● Instructions to follow: Below are the entries; count the lines in them that contain the word "chevron" and give only the number.

(Data excerpts)

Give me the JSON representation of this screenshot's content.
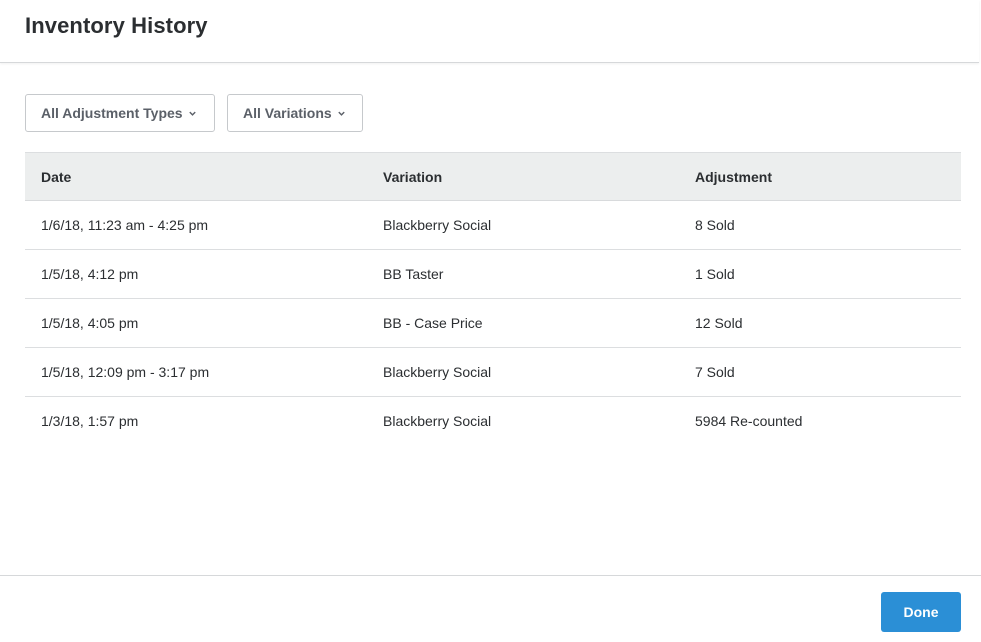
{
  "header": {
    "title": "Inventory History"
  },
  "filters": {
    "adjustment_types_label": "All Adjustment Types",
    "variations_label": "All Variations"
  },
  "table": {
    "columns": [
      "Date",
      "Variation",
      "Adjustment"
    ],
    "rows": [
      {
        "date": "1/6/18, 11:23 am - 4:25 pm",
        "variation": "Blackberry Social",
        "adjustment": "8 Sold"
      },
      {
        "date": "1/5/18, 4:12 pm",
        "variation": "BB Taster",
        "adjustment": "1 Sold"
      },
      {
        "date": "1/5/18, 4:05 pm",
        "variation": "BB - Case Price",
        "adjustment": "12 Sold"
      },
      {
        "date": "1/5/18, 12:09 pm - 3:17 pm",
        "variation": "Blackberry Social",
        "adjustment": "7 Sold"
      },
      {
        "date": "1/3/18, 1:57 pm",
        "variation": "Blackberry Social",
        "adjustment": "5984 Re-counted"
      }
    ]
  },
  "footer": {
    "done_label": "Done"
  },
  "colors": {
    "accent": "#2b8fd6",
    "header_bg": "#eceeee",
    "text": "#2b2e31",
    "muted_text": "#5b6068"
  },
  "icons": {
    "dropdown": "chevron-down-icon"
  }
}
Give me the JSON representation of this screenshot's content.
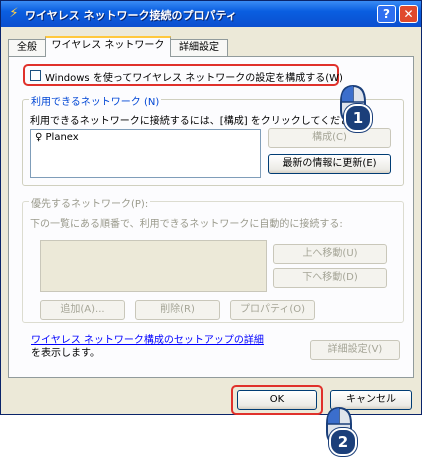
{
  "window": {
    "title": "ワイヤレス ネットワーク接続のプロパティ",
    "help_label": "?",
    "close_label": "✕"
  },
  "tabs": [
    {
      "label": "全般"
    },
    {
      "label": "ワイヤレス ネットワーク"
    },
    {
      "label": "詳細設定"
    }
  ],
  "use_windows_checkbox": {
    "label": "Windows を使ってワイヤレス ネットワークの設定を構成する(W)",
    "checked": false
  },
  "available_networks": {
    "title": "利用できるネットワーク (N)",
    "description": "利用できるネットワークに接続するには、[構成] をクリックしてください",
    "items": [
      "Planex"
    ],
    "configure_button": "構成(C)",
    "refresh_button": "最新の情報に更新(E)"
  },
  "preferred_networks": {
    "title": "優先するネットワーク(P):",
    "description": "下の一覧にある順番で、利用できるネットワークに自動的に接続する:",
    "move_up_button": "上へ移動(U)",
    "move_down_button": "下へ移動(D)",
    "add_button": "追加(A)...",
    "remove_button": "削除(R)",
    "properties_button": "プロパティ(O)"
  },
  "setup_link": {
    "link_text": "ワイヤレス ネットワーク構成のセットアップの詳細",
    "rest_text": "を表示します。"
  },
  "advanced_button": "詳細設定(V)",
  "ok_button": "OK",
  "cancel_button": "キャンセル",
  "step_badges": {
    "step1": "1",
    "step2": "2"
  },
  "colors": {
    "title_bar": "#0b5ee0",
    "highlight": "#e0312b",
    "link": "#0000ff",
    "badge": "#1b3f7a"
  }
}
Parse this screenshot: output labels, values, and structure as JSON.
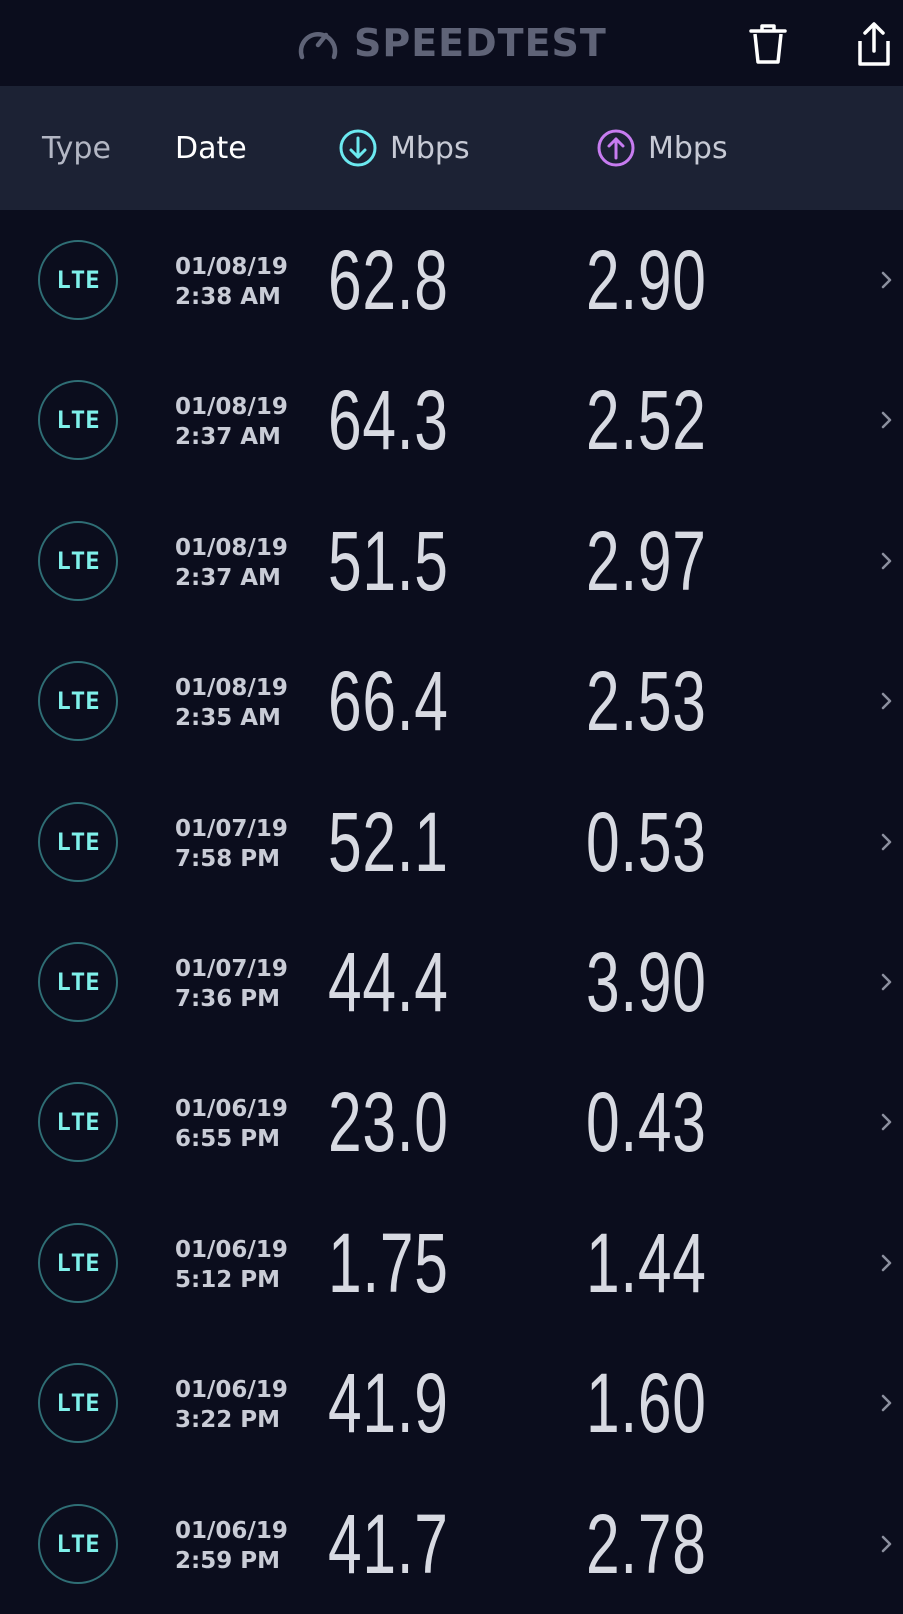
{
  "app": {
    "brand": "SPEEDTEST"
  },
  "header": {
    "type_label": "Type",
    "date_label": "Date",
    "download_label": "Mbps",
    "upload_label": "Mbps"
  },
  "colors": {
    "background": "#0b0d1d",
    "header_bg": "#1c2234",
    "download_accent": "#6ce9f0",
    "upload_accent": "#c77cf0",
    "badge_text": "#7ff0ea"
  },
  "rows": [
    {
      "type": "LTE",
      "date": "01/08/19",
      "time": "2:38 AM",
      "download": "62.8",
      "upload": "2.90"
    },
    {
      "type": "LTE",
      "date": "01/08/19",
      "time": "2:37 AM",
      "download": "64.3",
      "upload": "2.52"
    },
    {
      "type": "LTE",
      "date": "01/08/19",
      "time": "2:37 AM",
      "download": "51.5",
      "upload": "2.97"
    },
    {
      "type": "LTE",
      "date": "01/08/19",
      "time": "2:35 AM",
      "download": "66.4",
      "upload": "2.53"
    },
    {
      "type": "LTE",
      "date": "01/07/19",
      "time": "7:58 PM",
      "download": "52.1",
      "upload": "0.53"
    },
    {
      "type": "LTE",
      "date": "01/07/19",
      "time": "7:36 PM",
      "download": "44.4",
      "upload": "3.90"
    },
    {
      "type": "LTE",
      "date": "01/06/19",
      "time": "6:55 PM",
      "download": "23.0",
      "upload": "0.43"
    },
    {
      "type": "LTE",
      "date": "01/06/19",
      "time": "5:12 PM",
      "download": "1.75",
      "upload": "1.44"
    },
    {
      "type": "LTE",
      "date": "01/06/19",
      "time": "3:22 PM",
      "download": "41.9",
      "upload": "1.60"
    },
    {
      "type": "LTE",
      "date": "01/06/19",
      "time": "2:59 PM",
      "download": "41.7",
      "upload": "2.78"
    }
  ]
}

==

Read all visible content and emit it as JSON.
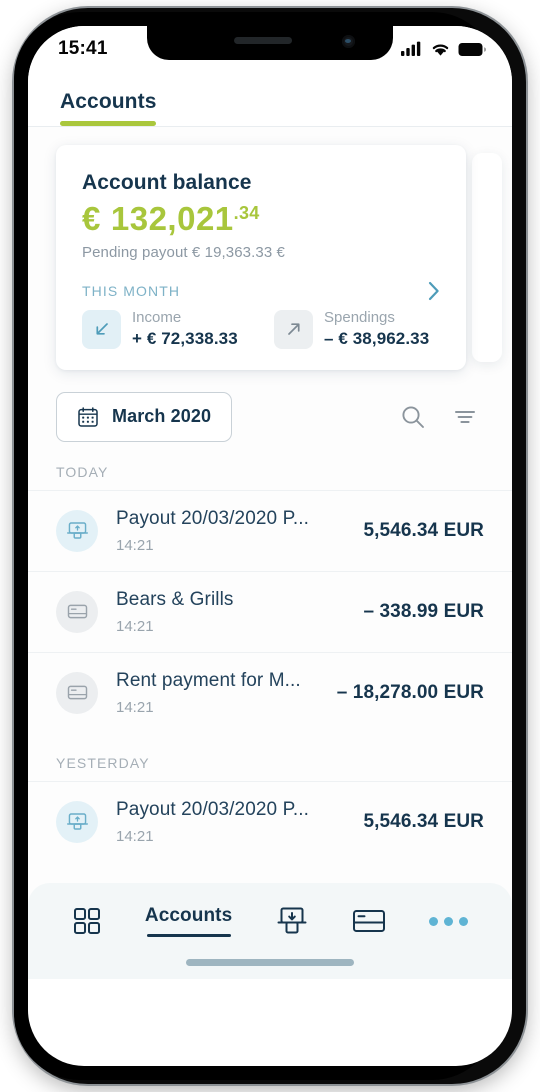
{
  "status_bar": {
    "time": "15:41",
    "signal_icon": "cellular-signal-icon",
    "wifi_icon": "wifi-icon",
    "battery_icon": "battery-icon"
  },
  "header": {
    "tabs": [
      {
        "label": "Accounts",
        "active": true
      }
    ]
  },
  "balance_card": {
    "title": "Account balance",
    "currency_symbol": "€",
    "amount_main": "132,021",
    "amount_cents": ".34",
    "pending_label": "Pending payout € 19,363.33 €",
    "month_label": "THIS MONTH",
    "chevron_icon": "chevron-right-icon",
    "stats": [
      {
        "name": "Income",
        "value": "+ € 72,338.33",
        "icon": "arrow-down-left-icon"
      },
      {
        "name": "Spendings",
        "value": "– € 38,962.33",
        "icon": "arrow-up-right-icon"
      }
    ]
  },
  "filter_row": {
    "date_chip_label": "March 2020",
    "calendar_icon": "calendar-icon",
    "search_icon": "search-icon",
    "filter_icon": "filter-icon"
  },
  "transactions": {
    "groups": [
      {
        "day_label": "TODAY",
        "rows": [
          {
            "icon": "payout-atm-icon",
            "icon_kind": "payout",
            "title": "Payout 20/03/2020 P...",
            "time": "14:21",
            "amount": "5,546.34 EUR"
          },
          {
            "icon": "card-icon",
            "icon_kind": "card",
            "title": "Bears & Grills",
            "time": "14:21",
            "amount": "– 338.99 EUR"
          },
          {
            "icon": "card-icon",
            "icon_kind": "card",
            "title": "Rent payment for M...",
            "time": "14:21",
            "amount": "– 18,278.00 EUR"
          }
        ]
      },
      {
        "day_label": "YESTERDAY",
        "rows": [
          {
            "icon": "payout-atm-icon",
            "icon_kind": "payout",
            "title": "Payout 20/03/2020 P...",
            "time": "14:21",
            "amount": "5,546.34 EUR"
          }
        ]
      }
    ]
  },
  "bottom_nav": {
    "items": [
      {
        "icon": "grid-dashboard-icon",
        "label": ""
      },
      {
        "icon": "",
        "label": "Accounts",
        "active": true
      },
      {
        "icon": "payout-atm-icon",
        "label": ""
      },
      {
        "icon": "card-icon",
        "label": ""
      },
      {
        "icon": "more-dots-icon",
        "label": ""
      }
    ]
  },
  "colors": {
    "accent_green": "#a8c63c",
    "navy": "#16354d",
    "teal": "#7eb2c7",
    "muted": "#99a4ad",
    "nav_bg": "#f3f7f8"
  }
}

● Problem solution: 2